# Aim:
Reproduce every line below character for character, leaving out the pictures.

# Data shown:

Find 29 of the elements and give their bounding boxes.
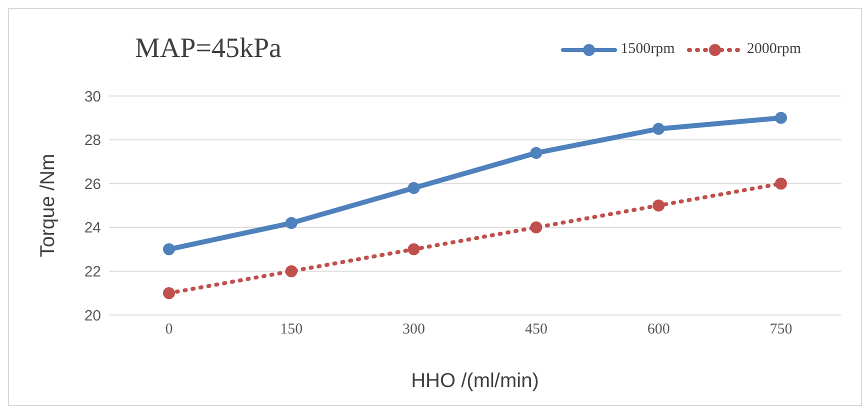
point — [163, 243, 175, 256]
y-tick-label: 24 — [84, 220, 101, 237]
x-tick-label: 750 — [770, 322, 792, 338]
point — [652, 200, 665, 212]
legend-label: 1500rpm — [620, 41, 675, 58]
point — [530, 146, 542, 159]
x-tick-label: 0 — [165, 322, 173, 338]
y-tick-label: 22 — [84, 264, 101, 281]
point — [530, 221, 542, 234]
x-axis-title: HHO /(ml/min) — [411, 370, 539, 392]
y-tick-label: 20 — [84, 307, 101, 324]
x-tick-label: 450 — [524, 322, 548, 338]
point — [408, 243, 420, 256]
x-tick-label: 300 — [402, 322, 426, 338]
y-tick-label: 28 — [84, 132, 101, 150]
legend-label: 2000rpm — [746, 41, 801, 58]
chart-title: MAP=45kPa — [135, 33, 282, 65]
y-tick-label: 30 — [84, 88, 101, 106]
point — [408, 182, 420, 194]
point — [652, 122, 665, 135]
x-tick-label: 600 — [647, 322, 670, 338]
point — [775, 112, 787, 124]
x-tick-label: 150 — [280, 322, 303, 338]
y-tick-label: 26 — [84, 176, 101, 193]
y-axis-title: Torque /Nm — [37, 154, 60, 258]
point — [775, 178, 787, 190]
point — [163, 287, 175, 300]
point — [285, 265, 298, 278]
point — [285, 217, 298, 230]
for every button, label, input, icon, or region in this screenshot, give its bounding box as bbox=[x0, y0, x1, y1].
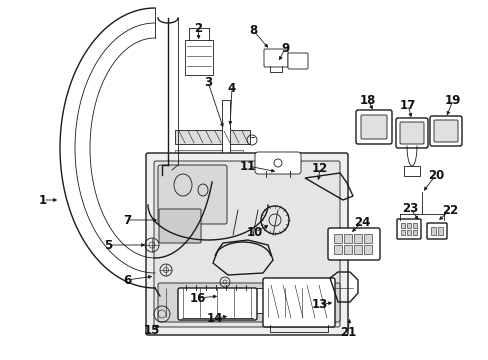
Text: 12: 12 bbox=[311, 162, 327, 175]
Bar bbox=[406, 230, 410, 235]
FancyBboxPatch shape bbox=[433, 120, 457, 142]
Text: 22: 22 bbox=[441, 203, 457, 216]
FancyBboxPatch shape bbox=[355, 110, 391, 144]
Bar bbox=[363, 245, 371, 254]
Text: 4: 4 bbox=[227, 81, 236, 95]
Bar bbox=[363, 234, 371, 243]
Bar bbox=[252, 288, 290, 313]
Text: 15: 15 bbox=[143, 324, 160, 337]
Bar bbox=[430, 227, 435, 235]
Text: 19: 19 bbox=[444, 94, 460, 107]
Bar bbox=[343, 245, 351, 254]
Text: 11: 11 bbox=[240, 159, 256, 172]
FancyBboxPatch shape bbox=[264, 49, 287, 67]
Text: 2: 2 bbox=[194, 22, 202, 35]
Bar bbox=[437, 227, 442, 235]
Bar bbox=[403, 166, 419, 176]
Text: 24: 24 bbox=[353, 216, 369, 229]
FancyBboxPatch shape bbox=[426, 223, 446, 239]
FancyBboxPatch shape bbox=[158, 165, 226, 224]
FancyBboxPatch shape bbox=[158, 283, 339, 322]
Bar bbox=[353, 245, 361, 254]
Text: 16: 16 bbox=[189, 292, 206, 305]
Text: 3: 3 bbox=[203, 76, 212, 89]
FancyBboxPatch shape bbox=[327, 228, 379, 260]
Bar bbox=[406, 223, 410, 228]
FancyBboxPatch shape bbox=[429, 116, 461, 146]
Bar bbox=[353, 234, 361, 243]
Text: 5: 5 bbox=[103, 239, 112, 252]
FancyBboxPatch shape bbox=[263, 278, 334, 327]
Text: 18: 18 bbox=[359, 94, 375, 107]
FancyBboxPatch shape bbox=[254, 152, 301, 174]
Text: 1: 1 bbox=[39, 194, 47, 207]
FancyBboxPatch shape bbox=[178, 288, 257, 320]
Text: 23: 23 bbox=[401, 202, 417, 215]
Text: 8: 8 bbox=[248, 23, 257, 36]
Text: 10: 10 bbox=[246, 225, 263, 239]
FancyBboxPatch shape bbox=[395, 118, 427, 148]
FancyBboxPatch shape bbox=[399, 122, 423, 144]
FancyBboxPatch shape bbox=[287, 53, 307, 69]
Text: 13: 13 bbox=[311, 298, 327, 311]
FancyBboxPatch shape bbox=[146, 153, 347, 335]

# Right answer:
Find 29 of the elements and give their bounding boxes.
point — [163, 243, 175, 256]
y-tick-label: 24 — [84, 220, 101, 237]
x-tick-label: 750 — [770, 322, 792, 338]
point — [652, 200, 665, 212]
legend-label: 1500rpm — [620, 41, 675, 58]
point — [530, 146, 542, 159]
x-tick-label: 0 — [165, 322, 173, 338]
y-tick-label: 22 — [84, 264, 101, 281]
point — [530, 221, 542, 234]
x-axis-title: HHO /(ml/min) — [411, 370, 539, 392]
y-tick-label: 20 — [84, 307, 101, 324]
x-tick-label: 450 — [524, 322, 548, 338]
point — [408, 243, 420, 256]
x-tick-label: 300 — [402, 322, 426, 338]
y-tick-label: 28 — [84, 132, 101, 150]
legend-label: 2000rpm — [746, 41, 801, 58]
chart-title: MAP=45kPa — [135, 33, 282, 65]
y-tick-label: 30 — [84, 88, 101, 106]
point — [408, 182, 420, 194]
point — [652, 122, 665, 135]
x-tick-label: 600 — [647, 322, 670, 338]
point — [775, 112, 787, 124]
x-tick-label: 150 — [280, 322, 303, 338]
y-tick-label: 26 — [84, 176, 101, 193]
y-axis-title: Torque /Nm — [37, 154, 60, 258]
point — [775, 178, 787, 190]
point — [163, 287, 175, 300]
point — [285, 265, 298, 278]
point — [285, 217, 298, 230]
for every button, label, input, icon, or region in this screenshot, give its bounding box as bbox=[x0, y0, x1, y1].
Text: 12: 12 bbox=[311, 162, 327, 175]
Bar bbox=[406, 230, 410, 235]
FancyBboxPatch shape bbox=[433, 120, 457, 142]
Text: 22: 22 bbox=[441, 203, 457, 216]
FancyBboxPatch shape bbox=[355, 110, 391, 144]
Bar bbox=[363, 245, 371, 254]
Text: 4: 4 bbox=[227, 81, 236, 95]
Bar bbox=[363, 234, 371, 243]
Bar bbox=[252, 288, 290, 313]
Text: 15: 15 bbox=[143, 324, 160, 337]
Bar bbox=[430, 227, 435, 235]
Text: 19: 19 bbox=[444, 94, 460, 107]
Bar bbox=[343, 245, 351, 254]
Text: 11: 11 bbox=[240, 159, 256, 172]
FancyBboxPatch shape bbox=[264, 49, 287, 67]
Text: 2: 2 bbox=[194, 22, 202, 35]
Bar bbox=[437, 227, 442, 235]
Bar bbox=[403, 166, 419, 176]
Text: 24: 24 bbox=[353, 216, 369, 229]
FancyBboxPatch shape bbox=[426, 223, 446, 239]
FancyBboxPatch shape bbox=[158, 165, 226, 224]
FancyBboxPatch shape bbox=[158, 283, 339, 322]
Bar bbox=[353, 245, 361, 254]
Text: 16: 16 bbox=[189, 292, 206, 305]
Text: 3: 3 bbox=[203, 76, 212, 89]
FancyBboxPatch shape bbox=[327, 228, 379, 260]
Bar bbox=[406, 223, 410, 228]
FancyBboxPatch shape bbox=[429, 116, 461, 146]
Bar bbox=[353, 234, 361, 243]
Text: 5: 5 bbox=[103, 239, 112, 252]
FancyBboxPatch shape bbox=[263, 278, 334, 327]
Text: 18: 18 bbox=[359, 94, 375, 107]
FancyBboxPatch shape bbox=[254, 152, 301, 174]
Text: 1: 1 bbox=[39, 194, 47, 207]
FancyBboxPatch shape bbox=[178, 288, 257, 320]
Text: 23: 23 bbox=[401, 202, 417, 215]
Text: 8: 8 bbox=[248, 23, 257, 36]
Text: 10: 10 bbox=[246, 225, 263, 239]
FancyBboxPatch shape bbox=[395, 118, 427, 148]
FancyBboxPatch shape bbox=[399, 122, 423, 144]
FancyBboxPatch shape bbox=[287, 53, 307, 69]
Text: 13: 13 bbox=[311, 298, 327, 311]
FancyBboxPatch shape bbox=[146, 153, 347, 335]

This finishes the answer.